#### Exercise instructions:
Count the lines in the entries that contain the string "cycle", and give only that number.

#### Available data:
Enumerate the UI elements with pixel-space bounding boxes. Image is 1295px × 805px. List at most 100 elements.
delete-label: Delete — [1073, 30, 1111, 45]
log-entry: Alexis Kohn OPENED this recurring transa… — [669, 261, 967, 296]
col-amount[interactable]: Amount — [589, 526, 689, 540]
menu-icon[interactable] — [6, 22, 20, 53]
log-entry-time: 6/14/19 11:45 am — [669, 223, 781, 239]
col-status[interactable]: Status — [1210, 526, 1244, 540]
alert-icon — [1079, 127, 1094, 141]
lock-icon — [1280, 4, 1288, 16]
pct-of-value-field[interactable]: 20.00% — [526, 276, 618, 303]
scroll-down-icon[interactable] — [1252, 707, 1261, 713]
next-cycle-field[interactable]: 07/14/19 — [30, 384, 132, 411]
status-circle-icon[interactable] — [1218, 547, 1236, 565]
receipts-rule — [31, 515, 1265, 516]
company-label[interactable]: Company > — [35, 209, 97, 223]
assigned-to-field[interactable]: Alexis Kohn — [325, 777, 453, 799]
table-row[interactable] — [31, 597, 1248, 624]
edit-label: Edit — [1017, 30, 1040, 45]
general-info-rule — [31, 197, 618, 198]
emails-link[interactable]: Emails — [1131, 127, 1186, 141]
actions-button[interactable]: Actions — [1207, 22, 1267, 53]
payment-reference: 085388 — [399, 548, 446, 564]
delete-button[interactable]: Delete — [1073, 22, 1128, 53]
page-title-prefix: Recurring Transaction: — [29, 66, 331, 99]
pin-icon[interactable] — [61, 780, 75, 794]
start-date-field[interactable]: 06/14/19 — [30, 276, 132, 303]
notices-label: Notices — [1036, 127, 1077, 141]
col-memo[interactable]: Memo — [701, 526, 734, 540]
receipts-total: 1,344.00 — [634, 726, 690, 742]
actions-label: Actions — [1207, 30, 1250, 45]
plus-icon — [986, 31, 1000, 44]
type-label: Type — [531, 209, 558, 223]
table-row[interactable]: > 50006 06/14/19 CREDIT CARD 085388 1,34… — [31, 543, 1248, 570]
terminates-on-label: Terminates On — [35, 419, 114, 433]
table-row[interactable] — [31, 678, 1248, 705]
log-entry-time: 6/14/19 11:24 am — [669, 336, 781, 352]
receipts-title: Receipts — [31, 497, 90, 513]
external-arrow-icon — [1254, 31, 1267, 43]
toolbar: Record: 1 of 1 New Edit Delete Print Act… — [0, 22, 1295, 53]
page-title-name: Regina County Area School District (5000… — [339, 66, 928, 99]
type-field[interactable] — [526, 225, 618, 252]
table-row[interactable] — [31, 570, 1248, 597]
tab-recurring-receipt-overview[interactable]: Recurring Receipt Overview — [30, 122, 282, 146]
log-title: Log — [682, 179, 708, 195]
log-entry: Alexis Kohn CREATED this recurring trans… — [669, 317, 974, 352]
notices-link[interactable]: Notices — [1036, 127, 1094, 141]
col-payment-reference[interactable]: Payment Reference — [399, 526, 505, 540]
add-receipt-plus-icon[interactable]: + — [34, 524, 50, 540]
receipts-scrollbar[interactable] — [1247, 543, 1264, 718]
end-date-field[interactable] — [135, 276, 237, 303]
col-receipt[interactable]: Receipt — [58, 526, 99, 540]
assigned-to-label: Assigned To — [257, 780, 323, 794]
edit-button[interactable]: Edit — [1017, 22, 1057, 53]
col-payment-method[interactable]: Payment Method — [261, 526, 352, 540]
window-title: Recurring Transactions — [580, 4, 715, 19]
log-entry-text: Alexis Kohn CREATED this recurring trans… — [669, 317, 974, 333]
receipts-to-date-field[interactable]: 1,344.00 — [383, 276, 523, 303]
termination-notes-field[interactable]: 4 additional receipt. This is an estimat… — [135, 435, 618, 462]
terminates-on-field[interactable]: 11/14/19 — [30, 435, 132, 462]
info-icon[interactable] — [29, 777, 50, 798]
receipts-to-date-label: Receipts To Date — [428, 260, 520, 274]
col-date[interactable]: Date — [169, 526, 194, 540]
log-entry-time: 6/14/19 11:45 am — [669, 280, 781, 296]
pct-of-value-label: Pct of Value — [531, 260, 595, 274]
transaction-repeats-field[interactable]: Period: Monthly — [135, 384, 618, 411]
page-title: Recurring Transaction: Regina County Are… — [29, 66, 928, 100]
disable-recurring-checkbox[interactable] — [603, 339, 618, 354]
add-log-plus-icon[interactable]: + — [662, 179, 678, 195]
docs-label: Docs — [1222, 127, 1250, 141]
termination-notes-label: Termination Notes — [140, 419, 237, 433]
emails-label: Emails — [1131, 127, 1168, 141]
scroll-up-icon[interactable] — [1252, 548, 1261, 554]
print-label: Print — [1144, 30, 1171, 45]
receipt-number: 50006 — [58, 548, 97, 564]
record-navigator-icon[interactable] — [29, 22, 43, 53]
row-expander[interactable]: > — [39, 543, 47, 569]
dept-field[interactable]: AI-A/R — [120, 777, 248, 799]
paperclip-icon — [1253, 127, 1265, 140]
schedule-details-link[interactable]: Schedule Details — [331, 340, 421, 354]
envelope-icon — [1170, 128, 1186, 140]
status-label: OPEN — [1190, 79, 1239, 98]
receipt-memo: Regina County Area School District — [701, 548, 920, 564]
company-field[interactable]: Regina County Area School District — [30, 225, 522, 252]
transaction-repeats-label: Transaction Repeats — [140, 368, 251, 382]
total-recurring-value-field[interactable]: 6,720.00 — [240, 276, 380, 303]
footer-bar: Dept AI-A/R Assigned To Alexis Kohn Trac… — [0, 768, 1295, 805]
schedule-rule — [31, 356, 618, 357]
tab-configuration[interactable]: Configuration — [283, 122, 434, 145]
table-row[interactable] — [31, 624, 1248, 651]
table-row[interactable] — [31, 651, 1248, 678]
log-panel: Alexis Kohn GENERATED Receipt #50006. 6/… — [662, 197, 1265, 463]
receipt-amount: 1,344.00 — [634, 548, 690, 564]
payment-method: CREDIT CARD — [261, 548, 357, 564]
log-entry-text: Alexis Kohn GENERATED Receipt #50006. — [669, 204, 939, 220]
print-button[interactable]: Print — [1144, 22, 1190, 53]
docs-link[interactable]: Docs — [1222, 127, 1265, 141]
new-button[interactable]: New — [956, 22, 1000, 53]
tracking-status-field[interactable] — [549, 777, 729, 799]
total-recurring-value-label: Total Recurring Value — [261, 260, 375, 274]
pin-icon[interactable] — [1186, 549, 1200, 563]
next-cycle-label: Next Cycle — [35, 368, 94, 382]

#### Finished answer:
2